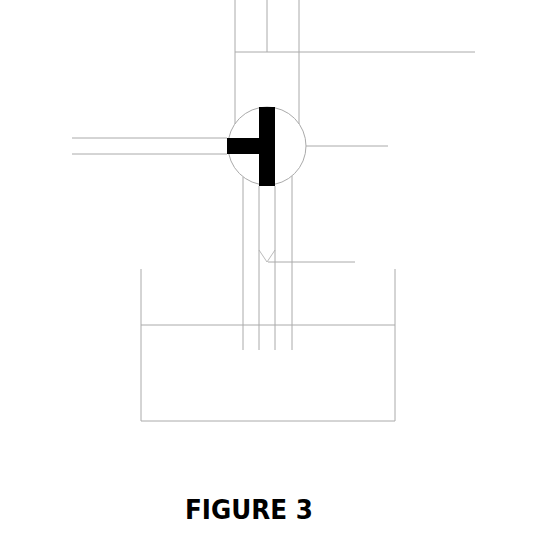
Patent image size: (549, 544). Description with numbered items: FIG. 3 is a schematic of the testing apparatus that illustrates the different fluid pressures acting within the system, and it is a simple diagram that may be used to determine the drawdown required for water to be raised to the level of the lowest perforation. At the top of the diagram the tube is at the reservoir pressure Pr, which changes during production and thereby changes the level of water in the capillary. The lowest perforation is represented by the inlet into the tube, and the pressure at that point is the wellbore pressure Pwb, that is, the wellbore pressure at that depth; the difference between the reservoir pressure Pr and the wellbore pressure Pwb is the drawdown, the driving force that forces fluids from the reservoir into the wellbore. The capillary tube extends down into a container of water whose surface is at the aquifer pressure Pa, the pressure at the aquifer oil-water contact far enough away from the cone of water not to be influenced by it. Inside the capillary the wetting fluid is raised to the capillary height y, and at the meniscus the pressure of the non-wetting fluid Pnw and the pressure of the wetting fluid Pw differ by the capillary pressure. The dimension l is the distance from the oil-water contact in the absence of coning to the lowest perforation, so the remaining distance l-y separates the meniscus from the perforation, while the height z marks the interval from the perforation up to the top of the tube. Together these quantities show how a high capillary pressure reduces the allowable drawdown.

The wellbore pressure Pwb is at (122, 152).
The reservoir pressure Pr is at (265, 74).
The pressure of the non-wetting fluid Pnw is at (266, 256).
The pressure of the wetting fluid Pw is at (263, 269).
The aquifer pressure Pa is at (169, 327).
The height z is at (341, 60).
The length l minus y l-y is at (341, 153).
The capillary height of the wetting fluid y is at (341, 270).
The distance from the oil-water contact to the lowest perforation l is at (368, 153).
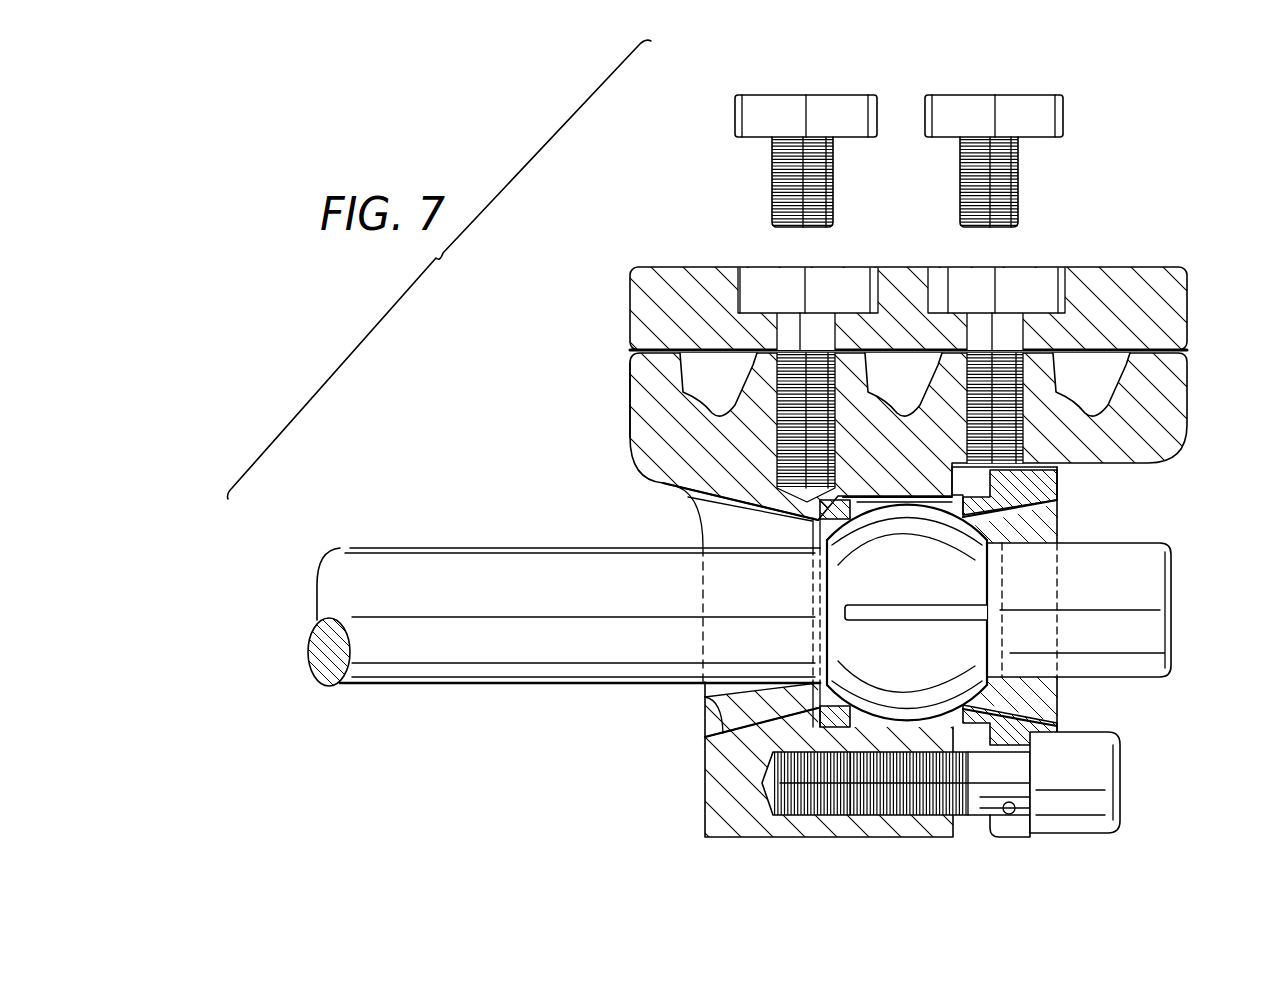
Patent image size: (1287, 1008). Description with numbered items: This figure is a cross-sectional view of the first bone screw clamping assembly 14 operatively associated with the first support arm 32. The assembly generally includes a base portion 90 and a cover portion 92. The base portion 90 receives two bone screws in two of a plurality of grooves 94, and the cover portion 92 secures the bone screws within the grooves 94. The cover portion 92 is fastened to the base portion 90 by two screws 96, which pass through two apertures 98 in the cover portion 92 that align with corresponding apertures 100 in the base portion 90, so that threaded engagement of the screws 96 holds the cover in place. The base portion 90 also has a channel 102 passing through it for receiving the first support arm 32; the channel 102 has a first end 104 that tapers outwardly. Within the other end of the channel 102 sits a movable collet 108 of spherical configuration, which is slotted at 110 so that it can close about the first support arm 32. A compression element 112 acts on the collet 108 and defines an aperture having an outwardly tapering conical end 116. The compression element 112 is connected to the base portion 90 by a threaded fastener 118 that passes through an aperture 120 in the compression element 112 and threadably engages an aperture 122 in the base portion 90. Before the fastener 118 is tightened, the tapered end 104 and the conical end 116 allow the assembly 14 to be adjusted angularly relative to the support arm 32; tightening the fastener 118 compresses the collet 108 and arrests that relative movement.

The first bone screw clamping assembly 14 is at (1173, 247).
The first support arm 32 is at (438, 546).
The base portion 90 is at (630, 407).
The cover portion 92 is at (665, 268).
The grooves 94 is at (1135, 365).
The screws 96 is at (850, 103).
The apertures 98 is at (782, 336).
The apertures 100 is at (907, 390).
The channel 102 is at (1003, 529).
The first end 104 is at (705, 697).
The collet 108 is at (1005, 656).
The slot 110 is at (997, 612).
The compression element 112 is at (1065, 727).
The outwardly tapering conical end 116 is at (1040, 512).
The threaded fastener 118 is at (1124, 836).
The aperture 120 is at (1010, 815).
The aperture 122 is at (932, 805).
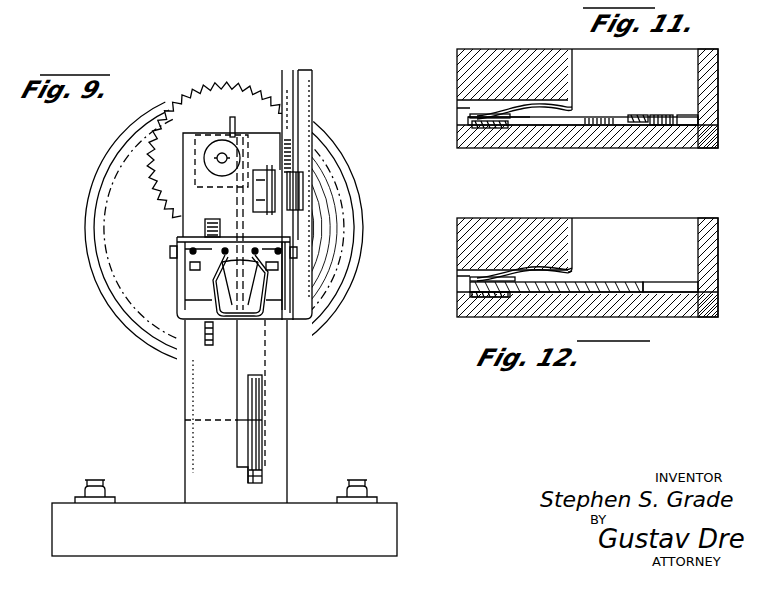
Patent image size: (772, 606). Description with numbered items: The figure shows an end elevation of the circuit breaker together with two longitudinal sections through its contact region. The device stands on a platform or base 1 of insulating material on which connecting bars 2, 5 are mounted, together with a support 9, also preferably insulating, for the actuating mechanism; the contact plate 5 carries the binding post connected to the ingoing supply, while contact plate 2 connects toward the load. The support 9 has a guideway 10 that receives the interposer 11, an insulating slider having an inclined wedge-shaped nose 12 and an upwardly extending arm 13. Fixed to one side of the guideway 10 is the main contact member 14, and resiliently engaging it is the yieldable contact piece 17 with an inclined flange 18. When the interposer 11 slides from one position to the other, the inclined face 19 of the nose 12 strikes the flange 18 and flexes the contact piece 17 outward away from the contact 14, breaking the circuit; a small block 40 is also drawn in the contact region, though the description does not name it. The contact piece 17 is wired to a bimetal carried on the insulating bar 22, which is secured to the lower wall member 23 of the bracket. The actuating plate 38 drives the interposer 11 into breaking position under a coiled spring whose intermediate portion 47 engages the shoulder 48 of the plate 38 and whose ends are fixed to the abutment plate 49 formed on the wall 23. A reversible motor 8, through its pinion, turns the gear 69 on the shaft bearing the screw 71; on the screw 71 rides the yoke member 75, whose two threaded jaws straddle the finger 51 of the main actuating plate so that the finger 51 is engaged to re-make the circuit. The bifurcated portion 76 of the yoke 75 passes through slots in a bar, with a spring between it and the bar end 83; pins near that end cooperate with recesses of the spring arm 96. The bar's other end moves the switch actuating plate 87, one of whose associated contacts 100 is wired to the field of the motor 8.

----------

What the exercise asks:
Write out all of the material above again with "Image dimensions" in place of "Patent image size" and every other word left unchanged. Leave the pictures out.

Full output:
Image dimensions: (549, 544). Description with numbered items: FIG. 3 is a schematic of the testing apparatus that illustrates the different fluid pressures acting within the system, and it is a simple diagram that may be used to determine the drawdown required for water to be raised to the level of the lowest perforation. At the top of the diagram the tube is at the reservoir pressure Pr, which changes during production and thereby changes the level of water in the capillary. The lowest perforation is represented by the inlet into the tube, and the pressure at that point is the wellbore pressure Pwb, that is, the wellbore pressure at that depth; the difference between the reservoir pressure Pr and the wellbore pressure Pwb is the drawdown, the driving force that forces fluids from the reservoir into the wellbore. The capillary tube extends down into a container of water whose surface is at the aquifer pressure Pa, the pressure at the aquifer oil-water contact far enough away from the cone of water not to be influenced by it. Inside the capillary the wetting fluid is raised to the capillary height y, and at the meniscus the pressure of the non-wetting fluid Pnw and the pressure of the wetting fluid Pw differ by the capillary pressure. The dimension l is the distance from the oil-water contact in the absence of coning to the lowest perforation, so the remaining distance l-y separates the meniscus from the perforation, while the height z marks the interval from the perforation up to the top of the tube. Together these quantities show how a high capillary pressure reduces the allowable drawdown.

The wellbore pressure Pwb is at (122, 152).
The reservoir pressure Pr is at (265, 74).
The pressure of the non-wetting fluid Pnw is at (266, 256).
The pressure of the wetting fluid Pw is at (263, 269).
The aquifer pressure Pa is at (169, 327).
The height z is at (341, 60).
The length l minus y l-y is at (341, 153).
The capillary height of the wetting fluid y is at (341, 270).
The distance from the oil-water contact to the lowest perforation l is at (368, 153).
Image dimensions: (1287, 1008). Description with numbered items: This figure is a cross-sectional view of the first bone screw clamping assembly 14 operatively associated with the first support arm 32. The assembly generally includes a base portion 90 and a cover portion 92. The base portion 90 receives two bone screws in two of a plurality of grooves 94, and the cover portion 92 secures the bone screws within the grooves 94. The cover portion 92 is fastened to the base portion 90 by two screws 96, which pass through two apertures 98 in the cover portion 92 that align with corresponding apertures 100 in the base portion 90, so that threaded engagement of the screws 96 holds the cover in place. The base portion 90 also has a channel 102 passing through it for receiving the first support arm 32; the channel 102 has a first end 104 that tapers outwardly. Within the other end of the channel 102 sits a movable collet 108 of spherical configuration, which is slotted at 110 so that it can close about the first support arm 32. A compression element 112 acts on the collet 108 and defines an aperture having an outwardly tapering conical end 116. The compression element 112 is connected to the base portion 90 by a threaded fastener 118 that passes through an aperture 120 in the compression element 112 and threadably engages an aperture 122 in the base portion 90. Before the fastener 118 is tightened, the tapered end 104 and the conical end 116 allow the assembly 14 to be adjusted angularly relative to the support arm 32; tightening the fastener 118 compresses the collet 108 and arrests that relative movement.

The first bone screw clamping assembly 14 is at (1173, 247).
The first support arm 32 is at (438, 546).
The base portion 90 is at (630, 407).
The cover portion 92 is at (665, 268).
The grooves 94 is at (1135, 365).
The screws 96 is at (850, 103).
The apertures 98 is at (782, 336).
The apertures 100 is at (907, 390).
The channel 102 is at (1003, 529).
The first end 104 is at (705, 697).
The collet 108 is at (1005, 656).
The slot 110 is at (997, 612).
The compression element 112 is at (1065, 727).
The outwardly tapering conical end 116 is at (1040, 512).
The threaded fastener 118 is at (1124, 836).
The aperture 120 is at (1010, 815).
The aperture 122 is at (932, 805).
Image dimensions: (772, 606). Description with numbered items: The figure shows an end elevation of the circuit breaker together with two longitudinal sections through its contact region. The device stands on a platform or base 1 of insulating material on which connecting bars 2, 5 are mounted, together with a support 9, also preferably insulating, for the actuating mechanism; the contact plate 5 carries the binding post connected to the ingoing supply, while contact plate 2 connects toward the load. The support 9 has a guideway 10 that receives the interposer 11, an insulating slider having an inclined wedge-shaped nose 12 and an upwardly extending arm 13. Fixed to one side of the guideway 10 is the main contact member 14, and resiliently engaging it is the yieldable contact piece 17 with an inclined flange 18. When the interposer 11 slides from one position to the other, the inclined face 19 of the nose 12 strikes the flange 18 and flexes the contact piece 17 outward away from the contact 14, breaking the circuit; a small block 40 is also drawn in the contact region, though the description does not name it. The contact piece 17 is wired to a bimetal carried on the insulating bar 22, which is secured to the lower wall member 23 of the bracket. The actuating plate 38 drives the interposer 11 into breaking position under a coiled spring whose intermediate portion 47 engages the shoulder 48 of the plate 38 and whose ends are fixed to the abutment plate 49 formed on the wall 23. A reversible motor 8, through its pinion, turns the gear 69 on the shaft bearing the screw 71; on the screw 71 rides the yoke member 75, whose two threaded jaws straddle the finger 51 of the main actuating plate so that the finger 51 is engaged to re-make the circuit. The bifurcated portion 76 of the yoke 75 passes through slots in a bar, with a spring between it and the bar end 83; pins near that end cooperate with recesses of the spring arm 96. The bar's other end moves the switch actuating plate 87, one of whose associated contacts 100 is wired to the field of the motor 8.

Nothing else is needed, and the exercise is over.